**Records to use**
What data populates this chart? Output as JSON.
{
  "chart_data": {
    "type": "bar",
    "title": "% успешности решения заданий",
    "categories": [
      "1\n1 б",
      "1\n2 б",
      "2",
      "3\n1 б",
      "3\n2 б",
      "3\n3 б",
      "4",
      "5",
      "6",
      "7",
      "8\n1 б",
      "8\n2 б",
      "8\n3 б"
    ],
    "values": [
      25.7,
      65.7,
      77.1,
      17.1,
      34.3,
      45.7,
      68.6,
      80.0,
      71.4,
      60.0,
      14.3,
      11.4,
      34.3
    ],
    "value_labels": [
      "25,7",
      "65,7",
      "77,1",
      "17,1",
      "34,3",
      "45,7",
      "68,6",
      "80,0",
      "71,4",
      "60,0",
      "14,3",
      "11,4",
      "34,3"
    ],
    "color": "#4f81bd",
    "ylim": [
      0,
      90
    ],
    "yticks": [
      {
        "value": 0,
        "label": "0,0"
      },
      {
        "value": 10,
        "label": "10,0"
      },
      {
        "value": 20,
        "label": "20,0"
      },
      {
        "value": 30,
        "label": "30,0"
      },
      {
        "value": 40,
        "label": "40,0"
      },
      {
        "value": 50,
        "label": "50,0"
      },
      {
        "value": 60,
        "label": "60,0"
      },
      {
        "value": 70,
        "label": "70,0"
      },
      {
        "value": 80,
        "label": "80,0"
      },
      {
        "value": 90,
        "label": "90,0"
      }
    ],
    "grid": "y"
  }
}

**The request**
Extract the entries above verbatim.

**Solution**
What data populates this chart? Output as JSON.
{
  "chart_data": {
    "type": "bar",
    "title": "% успешности решения заданий",
    "categories": [
      "1\n1 б",
      "1\n2 б",
      "2",
      "3\n1 б",
      "3\n2 б",
      "3\n3 б",
      "4",
      "5",
      "6",
      "7",
      "8\n1 б",
      "8\n2 б",
      "8\n3 б"
    ],
    "values": [
      25.7,
      65.7,
      77.1,
      17.1,
      34.3,
      45.7,
      68.6,
      80.0,
      71.4,
      60.0,
      14.3,
      11.4,
      34.3
    ],
    "value_labels": [
      "25,7",
      "65,7",
      "77,1",
      "17,1",
      "34,3",
      "45,7",
      "68,6",
      "80,0",
      "71,4",
      "60,0",
      "14,3",
      "11,4",
      "34,3"
    ],
    "color": "#4f81bd",
    "ylim": [
      0,
      90
    ],
    "yticks": [
      {
        "value": 0,
        "label": "0,0"
      },
      {
        "value": 10,
        "label": "10,0"
      },
      {
        "value": 20,
        "label": "20,0"
      },
      {
        "value": 30,
        "label": "30,0"
      },
      {
        "value": 40,
        "label": "40,0"
      },
      {
        "value": 50,
        "label": "50,0"
      },
      {
        "value": 60,
        "label": "60,0"
      },
      {
        "value": 70,
        "label": "70,0"
      },
      {
        "value": 80,
        "label": "80,0"
      },
      {
        "value": 90,
        "label": "90,0"
      }
    ],
    "grid": "y"
  }
}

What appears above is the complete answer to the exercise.